** start Supplied records **

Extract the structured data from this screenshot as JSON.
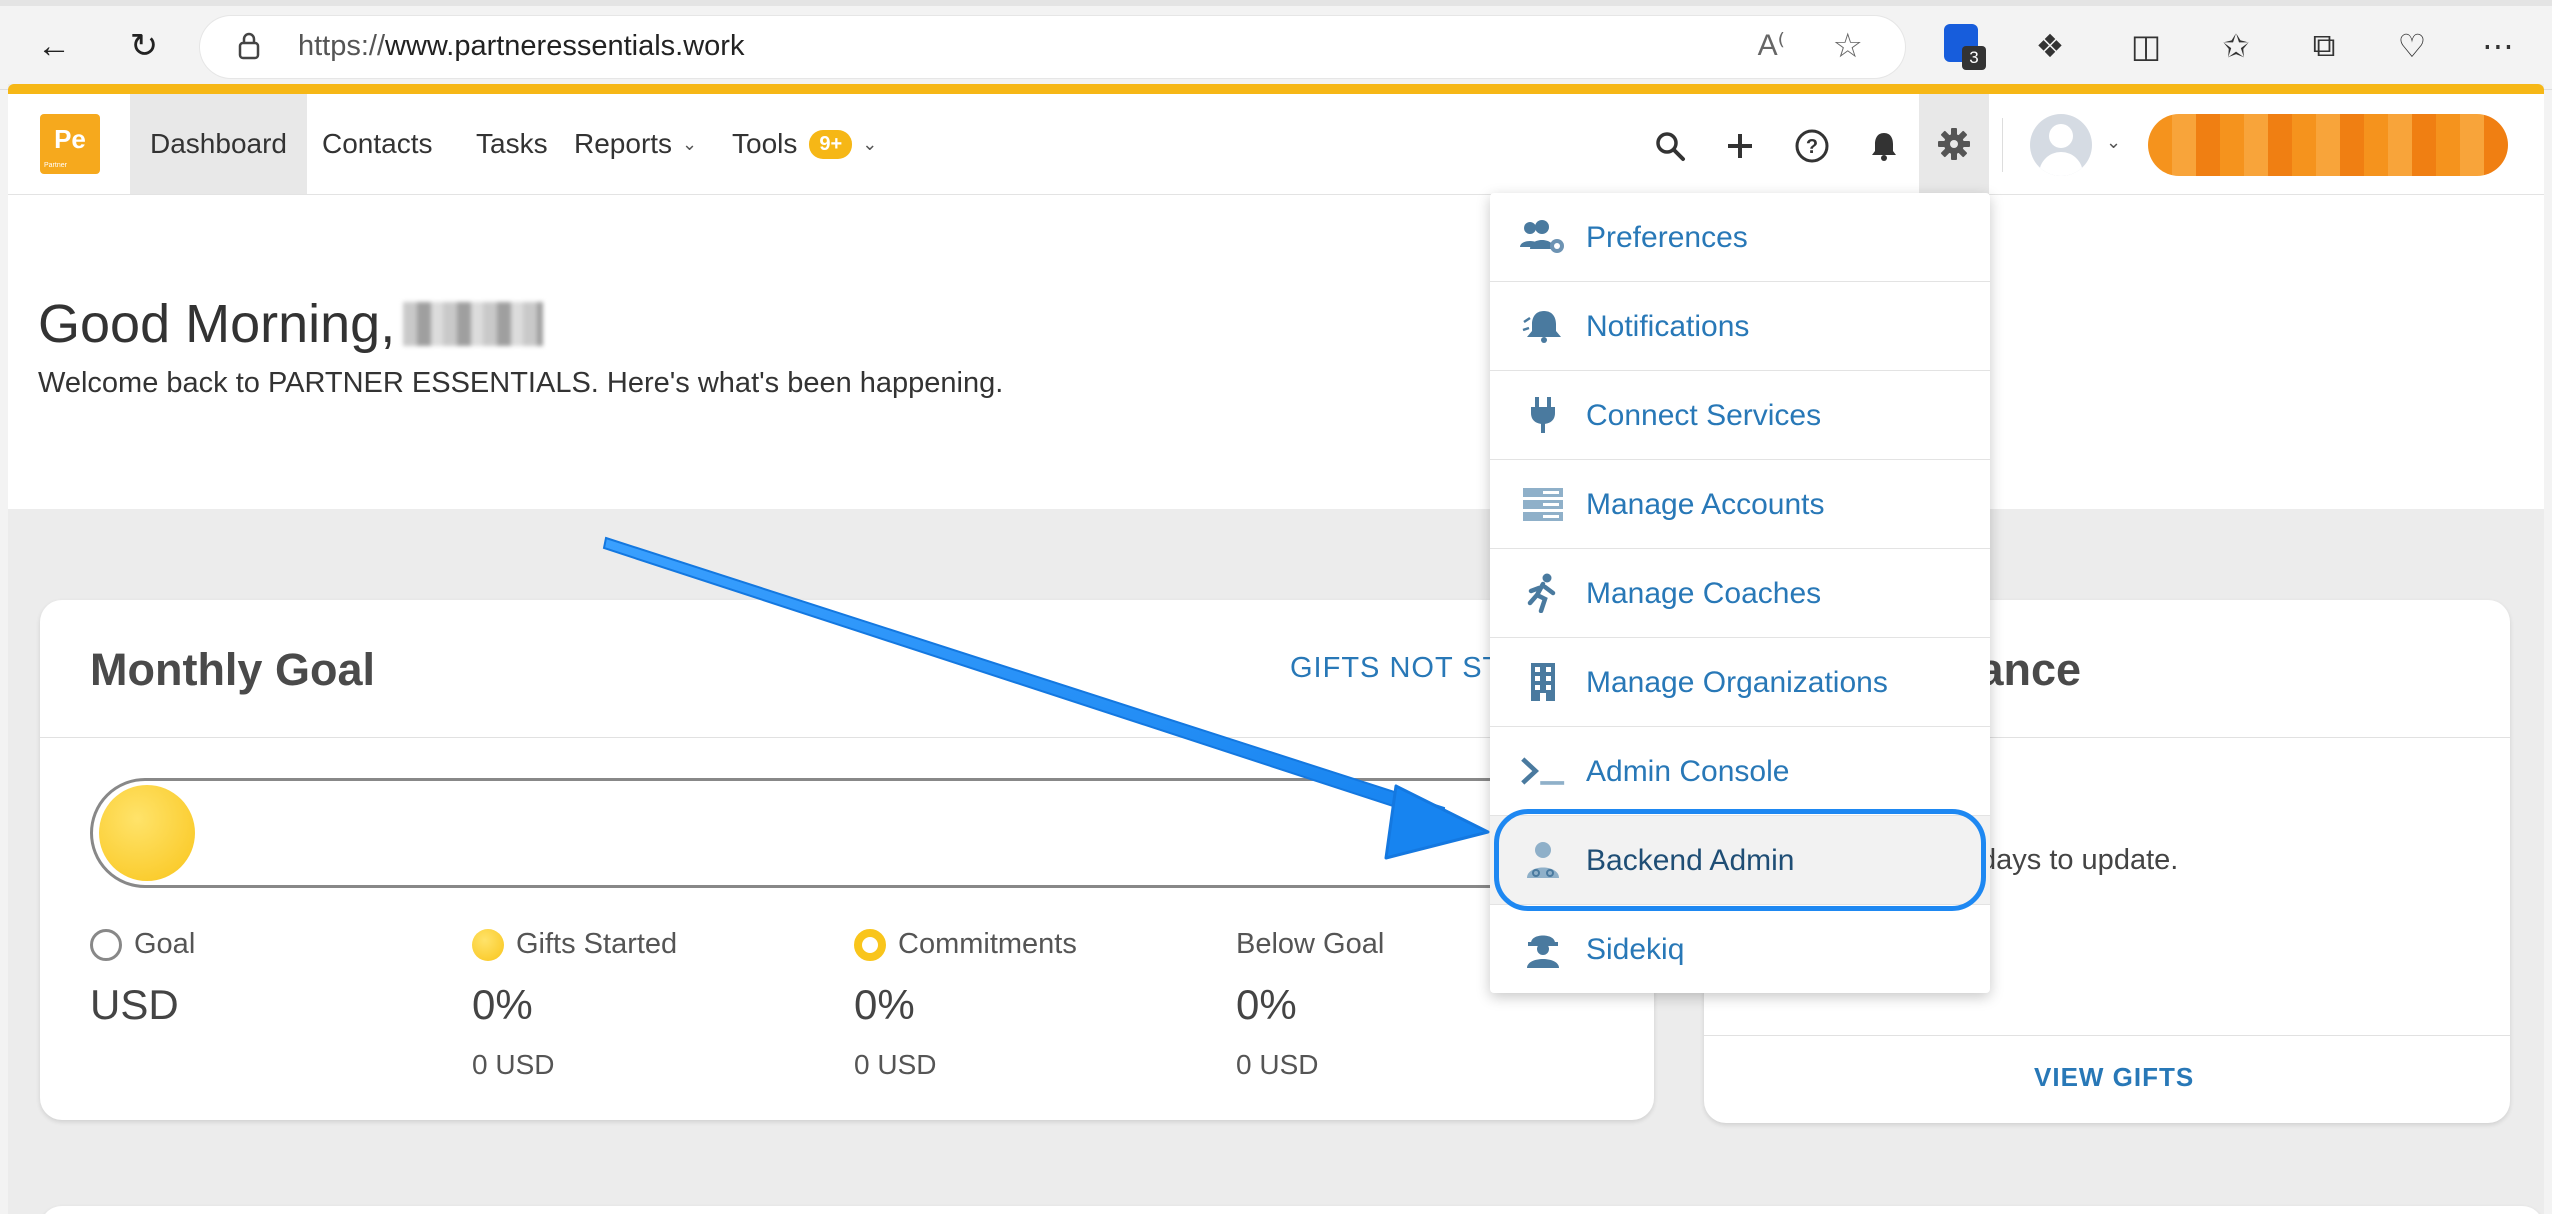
{
  "browser": {
    "url_protocol": "https://",
    "url_host": "www.partneressentials.work",
    "extension_badge": "3",
    "icons": [
      "back-icon",
      "refresh-icon",
      "lock-icon",
      "read-aloud-icon",
      "favorite-star-icon",
      "extension-icon",
      "split-screen-icon",
      "favorites-icon",
      "collections-icon",
      "browser-essentials-icon",
      "more-icon"
    ]
  },
  "app": {
    "logo_text": "Pe",
    "logo_subtext": "Partner",
    "nav": {
      "dashboard": "Dashboard",
      "contacts": "Contacts",
      "tasks": "Tasks",
      "reports": "Reports",
      "tools": "Tools",
      "tools_badge": "9+"
    },
    "accent_color": "#f6b716",
    "link_color": "#2878b7"
  },
  "greeting": {
    "title": "Good Morning,",
    "subtitle": "Welcome back to PARTNER ESSENTIALS. Here's what's been happening."
  },
  "monthly_goal": {
    "title": "Monthly Goal",
    "link": "GIFTS NOT STA",
    "stats": [
      {
        "label": "Goal",
        "value": "USD",
        "amount": ""
      },
      {
        "label": "Gifts Started",
        "value": "0%",
        "amount": "0 USD"
      },
      {
        "label": "Commitments",
        "value": "0%",
        "amount": "0 USD"
      },
      {
        "label": "Below Goal",
        "value": "0%",
        "amount": "0 USD"
      }
    ]
  },
  "balance_card": {
    "title_partial": "lance",
    "text_partial": "days to update.",
    "footer_link": "VIEW GIFTS"
  },
  "settings_menu": {
    "items": [
      {
        "label": "Preferences",
        "icon": "users-cog-icon"
      },
      {
        "label": "Notifications",
        "icon": "bell-icon"
      },
      {
        "label": "Connect Services",
        "icon": "plug-icon"
      },
      {
        "label": "Manage Accounts",
        "icon": "server-icon"
      },
      {
        "label": "Manage Coaches",
        "icon": "running-icon"
      },
      {
        "label": "Manage Organizations",
        "icon": "building-icon"
      },
      {
        "label": "Admin Console",
        "icon": "terminal-icon"
      },
      {
        "label": "Backend Admin",
        "icon": "user-doctor-icon"
      },
      {
        "label": "Sidekiq",
        "icon": "hard-hat-icon"
      }
    ],
    "highlighted": "Backend Admin",
    "highlight_color": "#1e88f2"
  }
}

** end Supplied records **

▶ Problem description: Quote the listing above in full, except for the pictures.

▶ Correct output:
Extract the structured data from this screenshot as JSON.
{
  "browser": {
    "url_protocol": "https://",
    "url_host": "www.partneressentials.work",
    "extension_badge": "3",
    "icons": [
      "back-icon",
      "refresh-icon",
      "lock-icon",
      "read-aloud-icon",
      "favorite-star-icon",
      "extension-icon",
      "split-screen-icon",
      "favorites-icon",
      "collections-icon",
      "browser-essentials-icon",
      "more-icon"
    ]
  },
  "app": {
    "logo_text": "Pe",
    "logo_subtext": "Partner",
    "nav": {
      "dashboard": "Dashboard",
      "contacts": "Contacts",
      "tasks": "Tasks",
      "reports": "Reports",
      "tools": "Tools",
      "tools_badge": "9+"
    },
    "accent_color": "#f6b716",
    "link_color": "#2878b7"
  },
  "greeting": {
    "title": "Good Morning,",
    "subtitle": "Welcome back to PARTNER ESSENTIALS. Here's what's been happening."
  },
  "monthly_goal": {
    "title": "Monthly Goal",
    "link": "GIFTS NOT STA",
    "stats": [
      {
        "label": "Goal",
        "value": "USD",
        "amount": ""
      },
      {
        "label": "Gifts Started",
        "value": "0%",
        "amount": "0 USD"
      },
      {
        "label": "Commitments",
        "value": "0%",
        "amount": "0 USD"
      },
      {
        "label": "Below Goal",
        "value": "0%",
        "amount": "0 USD"
      }
    ]
  },
  "balance_card": {
    "title_partial": "lance",
    "text_partial": "days to update.",
    "footer_link": "VIEW GIFTS"
  },
  "settings_menu": {
    "items": [
      {
        "label": "Preferences",
        "icon": "users-cog-icon"
      },
      {
        "label": "Notifications",
        "icon": "bell-icon"
      },
      {
        "label": "Connect Services",
        "icon": "plug-icon"
      },
      {
        "label": "Manage Accounts",
        "icon": "server-icon"
      },
      {
        "label": "Manage Coaches",
        "icon": "running-icon"
      },
      {
        "label": "Manage Organizations",
        "icon": "building-icon"
      },
      {
        "label": "Admin Console",
        "icon": "terminal-icon"
      },
      {
        "label": "Backend Admin",
        "icon": "user-doctor-icon"
      },
      {
        "label": "Sidekiq",
        "icon": "hard-hat-icon"
      }
    ],
    "highlighted": "Backend Admin",
    "highlight_color": "#1e88f2"
  }
}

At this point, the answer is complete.